_OBJECTIVE:_ Identify each line below containing the string "惟妙惟肖" and copy it.

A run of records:
◇ ◇ ◇ ◇ ◇

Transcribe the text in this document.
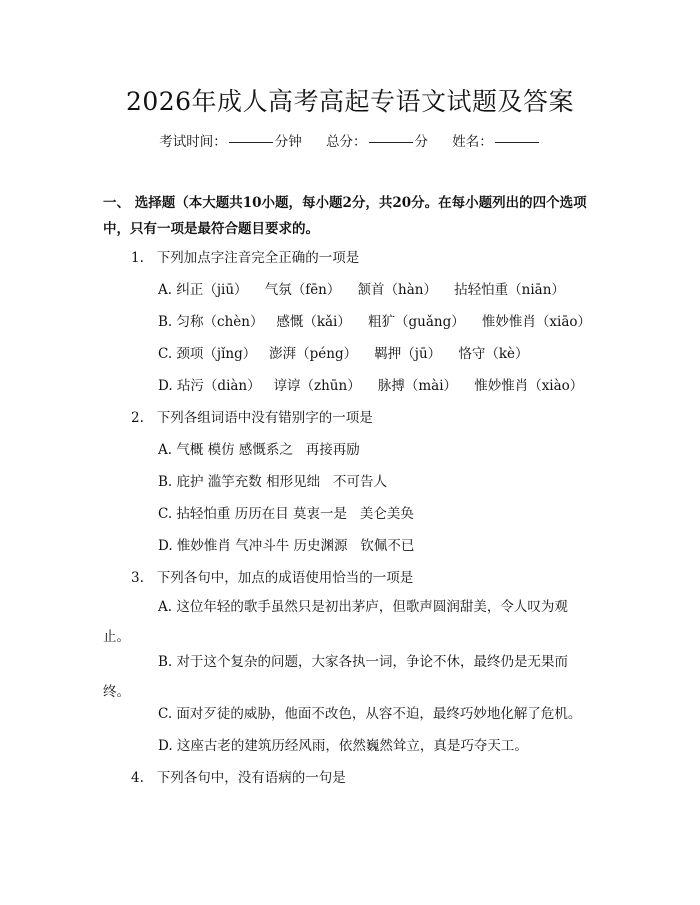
2026年成人高考高起专语文试题及答案
考试时间：	分钟 总分：	分 姓名：
一、 选择题（本大题共10小题，每小题2分，共20分。在每小题列出的四个选项中，只有一项是最符合题目要求的。
1. 下列加点字注音完全正确的一项是
A. 纠正（jiū）    气氛（fēn）    颔首（hàn）    拈轻怕重（niān）
B. 匀称（chèn）   感慨（kǎi）    粗犷（guǎng）    惟妙惟肖（xiāo）
C. 颈项（jǐng）   澎湃（péng）    羁押（jū）    恪守（kè）
D. 玷污（diàn）   谆谆（zhūn）    脉搏（mài）    惟妙惟肖（xiào）
2. 下列各组词语中没有错别字的一项是
A. 气概 模仿 感慨系之   再接再励
B. 庇护 滥竽充数 相形见绌   不可告人
C. 拈轻怕重 历历在目 莫衷一是   美仑美奂
D. 惟妙惟肖 气冲斗牛 历史渊源   钦佩不已
3. 下列各句中，加点的成语使用恰当的一项是
A. 这位年轻的歌手虽然只是初出茅庐，但歌声圆润甜美，令人叹为观止。
B. 对于这个复杂的问题，大家各执一词，争论不休，最终仍是无果而终。
C. 面对歹徒的威胁，他面不改色，从容不迫，最终巧妙地化解了危机。
D. 这座古老的建筑历经风雨，依然巍然耸立，真是巧夺天工。
4. 下列各句中，没有语病的一句是
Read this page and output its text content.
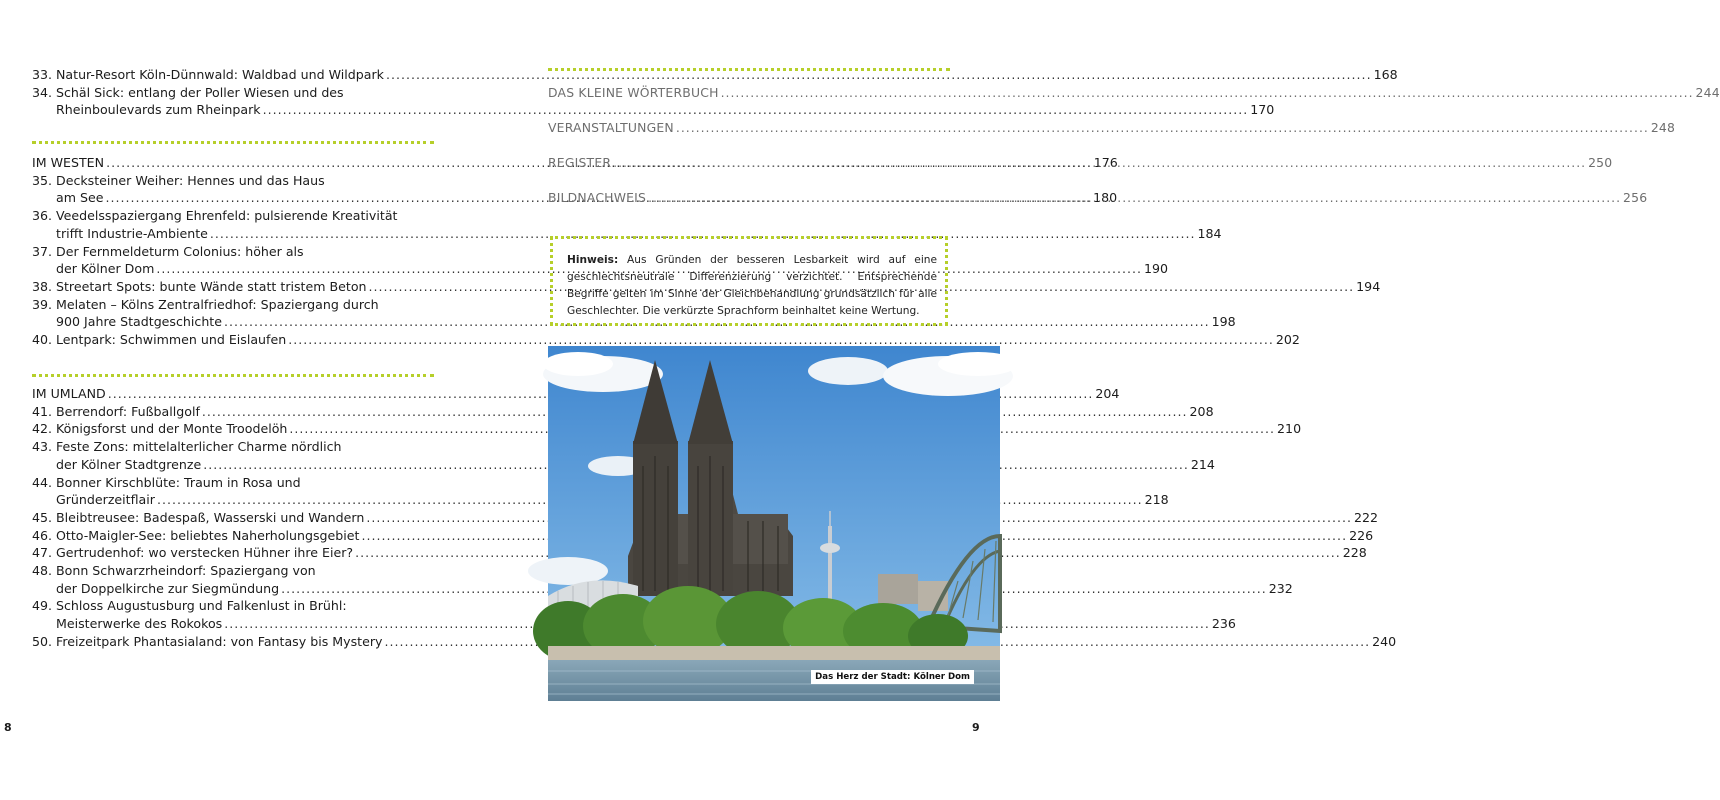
33. Natur-Resort Köln-Dünnwald: Waldbad und Wildpark .....	168
34. Schäl Sick: entlang der Poller Wiesen und des
Rheinboulevards zum Rheinpark .....	170
IM WESTEN .....	176
35. Decksteiner Weiher: Hennes und das Haus
am See .....	180
36. Veedelsspaziergang Ehrenfeld: pulsierende Kreativität
trifft Industrie-Ambiente .....	184
37. Der Fernmeldeturm Colonius: höher als
der Kölner Dom .....	190
38. Streetart Spots: bunte Wände statt tristem Beton .....	194
39. Melaten – Kölns Zentralfriedhof: Spaziergang durch
900 Jahre Stadtgeschichte .....	198
40. Lentpark: Schwimmen und Eislaufen .....	202
IM UMLAND .....	204
41. Berrendorf: Fußballgolf .....	208
42. Königsforst und der Monte Troodelöh .....	210
43. Feste Zons: mittelalterlicher Charme nördlich
der Kölner Stadtgrenze .....	214
44. Bonner Kirschblüte: Traum in Rosa und
Gründerzeitflair .....	218
45. Bleibtreusee: Badespaß, Wasserski und Wandern .....	222
46. Otto-Maigler-See: beliebtes Naherholungsgebiet .....	226
47. Gertrudenhof: wo verstecken Hühner ihre Eier? .....	228
48. Bonn Schwarzrheindorf: Spaziergang von
der Doppelkirche zur Siegmündung .....	232
49. Schloss Augustusburg und Falkenlust in Brühl:
Meisterwerke des Rokokos .....	236
50. Freizeitpark Phantasialand: von Fantasy bis Mystery .....	240
8
DAS KLEINE WÖRTERBUCH .....	244
VERANSTALTUNGEN .....	248
REGISTER .....	250
BILDNACHWEIS .....	256
Hinweis: Aus Gründen der besseren Lesbarkeit wird auf eine geschlechtsneutrale Differenzierung verzichtet. Entsprechende Begriffe gelten im Sinne der Gleichbehandlung grundsätzlich für alle Geschlechter. Die verkürzte Sprachform beinhaltet keine Wertung.
Das Herz der Stadt: Kölner Dom
9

◇ ◇ ◇ ◇ ◇

_RESPONSE:_
B. 匀称（chèn）   感慨（kǎi）    粗犷（guǎng）    惟妙惟肖（xiāo）
D. 玷污（diàn）   谆谆（zhūn）    脉搏（mài）    惟妙惟肖（xiào）
D. 惟妙惟肖 气冲斗牛 历史渊源   钦佩不已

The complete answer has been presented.